Records to process>
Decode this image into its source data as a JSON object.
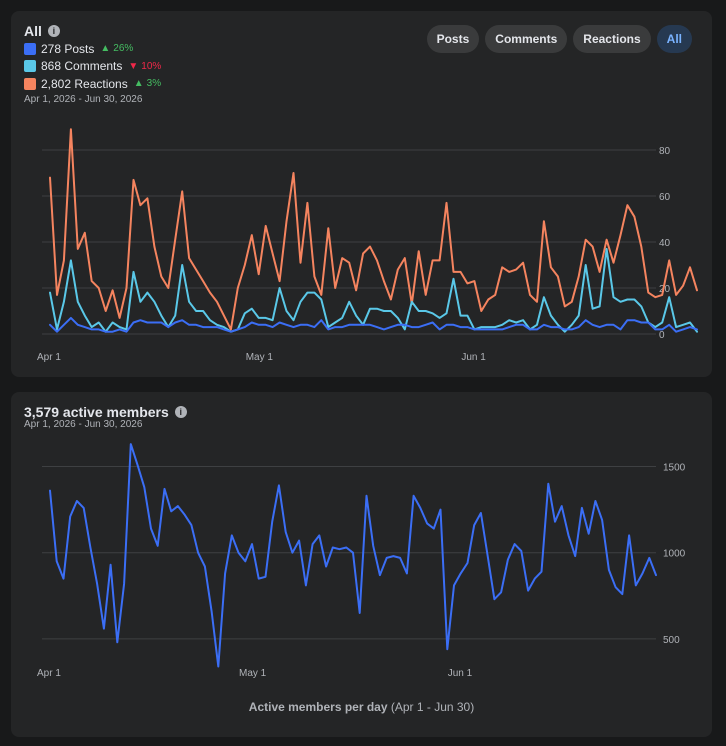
{
  "card1": {
    "title": "All",
    "info_icon": "info-icon",
    "legend": [
      {
        "count": "278 Posts",
        "color": "#3b6ef5",
        "change": "26%",
        "dir": "up"
      },
      {
        "count": "868 Comments",
        "color": "#5ac8e8",
        "change": "10%",
        "dir": "down"
      },
      {
        "count": "2,802 Reactions",
        "color": "#f5845f",
        "change": "3%",
        "dir": "up"
      }
    ],
    "date_range": "Apr 1, 2026 - Jun 30, 2026",
    "buttons": [
      "Posts",
      "Comments",
      "Reactions",
      "All"
    ],
    "active_button": "All"
  },
  "card2": {
    "title": "3,579 active members",
    "info_icon": "info-icon",
    "date_range": "Apr 1, 2026 - Jun 30, 2026",
    "footer_bold": "Active members per day",
    "footer_rest": " (Apr 1 - Jun 30)"
  },
  "chart_data": [
    {
      "type": "line",
      "x_ticks": [
        "Apr 1",
        "May 1",
        "Jun 1"
      ],
      "x_tick_days": [
        0,
        30,
        61
      ],
      "ylim": [
        0,
        90
      ],
      "y_ticks": [
        0,
        20,
        40,
        60,
        80
      ],
      "grid": true,
      "series": [
        {
          "name": "Reactions",
          "color": "#f5845f",
          "values": [
            68,
            17,
            32,
            89,
            37,
            44,
            23,
            20,
            10,
            19,
            7,
            20,
            67,
            56,
            59,
            38,
            25,
            20,
            41,
            62,
            33,
            28,
            23,
            18,
            14,
            8,
            2,
            20,
            30,
            43,
            26,
            47,
            35,
            23,
            49,
            70,
            31,
            57,
            25,
            17,
            46,
            20,
            33,
            31,
            19,
            35,
            38,
            32,
            23,
            15,
            28,
            33,
            13,
            36,
            17,
            32,
            32,
            57,
            27,
            27,
            22,
            23,
            10,
            15,
            17,
            29,
            27,
            28,
            31,
            17,
            14,
            49,
            29,
            25,
            12,
            14,
            25,
            41,
            38,
            27,
            41,
            31,
            43,
            56,
            51,
            38,
            18,
            16,
            17,
            32,
            17,
            21,
            29,
            19
          ]
        },
        {
          "name": "Comments",
          "color": "#5ac8e8",
          "values": [
            18,
            2,
            14,
            32,
            14,
            8,
            3,
            5,
            1,
            5,
            3,
            2,
            27,
            14,
            18,
            14,
            8,
            3,
            8,
            30,
            14,
            10,
            10,
            6,
            4,
            3,
            1,
            2,
            9,
            11,
            7,
            7,
            6,
            20,
            10,
            6,
            14,
            18,
            18,
            15,
            3,
            5,
            7,
            14,
            8,
            4,
            11,
            11,
            10,
            10,
            7,
            2,
            14,
            10,
            10,
            9,
            7,
            9,
            24,
            8,
            8,
            2,
            3,
            3,
            3,
            4,
            6,
            5,
            6,
            2,
            4,
            16,
            8,
            4,
            1,
            4,
            8,
            30,
            11,
            12,
            37,
            16,
            14,
            15,
            15,
            12,
            5,
            3,
            5,
            16,
            3,
            4,
            5,
            1
          ]
        },
        {
          "name": "Posts",
          "color": "#3b6ef5",
          "values": [
            4,
            1,
            4,
            7,
            4,
            3,
            2,
            2,
            1,
            1,
            2,
            1,
            5,
            6,
            5,
            5,
            5,
            3,
            5,
            6,
            4,
            4,
            3,
            3,
            3,
            2,
            1,
            2,
            3,
            5,
            4,
            4,
            3,
            5,
            4,
            3,
            4,
            4,
            3,
            6,
            2,
            3,
            3,
            4,
            4,
            4,
            4,
            3,
            2,
            3,
            4,
            4,
            3,
            3,
            4,
            5,
            2,
            4,
            4,
            3,
            3,
            2,
            2,
            2,
            2,
            2,
            3,
            4,
            4,
            2,
            2,
            4,
            3,
            3,
            2,
            2,
            3,
            6,
            4,
            3,
            4,
            4,
            2,
            6,
            6,
            5,
            5,
            2,
            2,
            4,
            1,
            2,
            3,
            2
          ]
        }
      ]
    },
    {
      "type": "line",
      "x_ticks": [
        "Apr 1",
        "May 1",
        "Jun 1"
      ],
      "x_tick_days": [
        0,
        30,
        61
      ],
      "ylim": [
        250,
        1700
      ],
      "y_ticks": [
        500,
        1000,
        1500
      ],
      "grid": true,
      "series": [
        {
          "name": "Active members",
          "color": "#3b6ef5",
          "values": [
            1360,
            950,
            850,
            1210,
            1300,
            1260,
            1030,
            820,
            560,
            930,
            480,
            820,
            1630,
            1510,
            1380,
            1140,
            1040,
            1370,
            1240,
            1270,
            1220,
            1160,
            1000,
            920,
            660,
            340,
            880,
            1100,
            1000,
            950,
            1050,
            850,
            860,
            1180,
            1390,
            1120,
            1000,
            1070,
            810,
            1050,
            1100,
            920,
            1030,
            1020,
            1030,
            1000,
            650,
            1330,
            1040,
            870,
            970,
            980,
            970,
            880,
            1330,
            1260,
            1170,
            1140,
            1250,
            440,
            810,
            880,
            940,
            1160,
            1230,
            980,
            730,
            770,
            960,
            1050,
            1010,
            780,
            850,
            890,
            1400,
            1180,
            1270,
            1100,
            980,
            1260,
            1110,
            1300,
            1190,
            900,
            800,
            760,
            1100,
            810,
            880,
            970,
            870
          ]
        }
      ]
    }
  ]
}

The problem>
Can you retype every record above exactly, leaving out the pictures?

Full answer>
Decode this image into its source data as a JSON object.
{
  "card1": {
    "title": "All",
    "info_icon": "info-icon",
    "legend": [
      {
        "count": "278 Posts",
        "color": "#3b6ef5",
        "change": "26%",
        "dir": "up"
      },
      {
        "count": "868 Comments",
        "color": "#5ac8e8",
        "change": "10%",
        "dir": "down"
      },
      {
        "count": "2,802 Reactions",
        "color": "#f5845f",
        "change": "3%",
        "dir": "up"
      }
    ],
    "date_range": "Apr 1, 2026 - Jun 30, 2026",
    "buttons": [
      "Posts",
      "Comments",
      "Reactions",
      "All"
    ],
    "active_button": "All"
  },
  "card2": {
    "title": "3,579 active members",
    "info_icon": "info-icon",
    "date_range": "Apr 1, 2026 - Jun 30, 2026",
    "footer_bold": "Active members per day",
    "footer_rest": " (Apr 1 - Jun 30)"
  },
  "chart_data": [
    {
      "type": "line",
      "x_ticks": [
        "Apr 1",
        "May 1",
        "Jun 1"
      ],
      "x_tick_days": [
        0,
        30,
        61
      ],
      "ylim": [
        0,
        90
      ],
      "y_ticks": [
        0,
        20,
        40,
        60,
        80
      ],
      "grid": true,
      "series": [
        {
          "name": "Reactions",
          "color": "#f5845f",
          "values": [
            68,
            17,
            32,
            89,
            37,
            44,
            23,
            20,
            10,
            19,
            7,
            20,
            67,
            56,
            59,
            38,
            25,
            20,
            41,
            62,
            33,
            28,
            23,
            18,
            14,
            8,
            2,
            20,
            30,
            43,
            26,
            47,
            35,
            23,
            49,
            70,
            31,
            57,
            25,
            17,
            46,
            20,
            33,
            31,
            19,
            35,
            38,
            32,
            23,
            15,
            28,
            33,
            13,
            36,
            17,
            32,
            32,
            57,
            27,
            27,
            22,
            23,
            10,
            15,
            17,
            29,
            27,
            28,
            31,
            17,
            14,
            49,
            29,
            25,
            12,
            14,
            25,
            41,
            38,
            27,
            41,
            31,
            43,
            56,
            51,
            38,
            18,
            16,
            17,
            32,
            17,
            21,
            29,
            19
          ]
        },
        {
          "name": "Comments",
          "color": "#5ac8e8",
          "values": [
            18,
            2,
            14,
            32,
            14,
            8,
            3,
            5,
            1,
            5,
            3,
            2,
            27,
            14,
            18,
            14,
            8,
            3,
            8,
            30,
            14,
            10,
            10,
            6,
            4,
            3,
            1,
            2,
            9,
            11,
            7,
            7,
            6,
            20,
            10,
            6,
            14,
            18,
            18,
            15,
            3,
            5,
            7,
            14,
            8,
            4,
            11,
            11,
            10,
            10,
            7,
            2,
            14,
            10,
            10,
            9,
            7,
            9,
            24,
            8,
            8,
            2,
            3,
            3,
            3,
            4,
            6,
            5,
            6,
            2,
            4,
            16,
            8,
            4,
            1,
            4,
            8,
            30,
            11,
            12,
            37,
            16,
            14,
            15,
            15,
            12,
            5,
            3,
            5,
            16,
            3,
            4,
            5,
            1
          ]
        },
        {
          "name": "Posts",
          "color": "#3b6ef5",
          "values": [
            4,
            1,
            4,
            7,
            4,
            3,
            2,
            2,
            1,
            1,
            2,
            1,
            5,
            6,
            5,
            5,
            5,
            3,
            5,
            6,
            4,
            4,
            3,
            3,
            3,
            2,
            1,
            2,
            3,
            5,
            4,
            4,
            3,
            5,
            4,
            3,
            4,
            4,
            3,
            6,
            2,
            3,
            3,
            4,
            4,
            4,
            4,
            3,
            2,
            3,
            4,
            4,
            3,
            3,
            4,
            5,
            2,
            4,
            4,
            3,
            3,
            2,
            2,
            2,
            2,
            2,
            3,
            4,
            4,
            2,
            2,
            4,
            3,
            3,
            2,
            2,
            3,
            6,
            4,
            3,
            4,
            4,
            2,
            6,
            6,
            5,
            5,
            2,
            2,
            4,
            1,
            2,
            3,
            2
          ]
        }
      ]
    },
    {
      "type": "line",
      "x_ticks": [
        "Apr 1",
        "May 1",
        "Jun 1"
      ],
      "x_tick_days": [
        0,
        30,
        61
      ],
      "ylim": [
        250,
        1700
      ],
      "y_ticks": [
        500,
        1000,
        1500
      ],
      "grid": true,
      "series": [
        {
          "name": "Active members",
          "color": "#3b6ef5",
          "values": [
            1360,
            950,
            850,
            1210,
            1300,
            1260,
            1030,
            820,
            560,
            930,
            480,
            820,
            1630,
            1510,
            1380,
            1140,
            1040,
            1370,
            1240,
            1270,
            1220,
            1160,
            1000,
            920,
            660,
            340,
            880,
            1100,
            1000,
            950,
            1050,
            850,
            860,
            1180,
            1390,
            1120,
            1000,
            1070,
            810,
            1050,
            1100,
            920,
            1030,
            1020,
            1030,
            1000,
            650,
            1330,
            1040,
            870,
            970,
            980,
            970,
            880,
            1330,
            1260,
            1170,
            1140,
            1250,
            440,
            810,
            880,
            940,
            1160,
            1230,
            980,
            730,
            770,
            960,
            1050,
            1010,
            780,
            850,
            890,
            1400,
            1180,
            1270,
            1100,
            980,
            1260,
            1110,
            1300,
            1190,
            900,
            800,
            760,
            1100,
            810,
            880,
            970,
            870
          ]
        }
      ]
    }
  ]
}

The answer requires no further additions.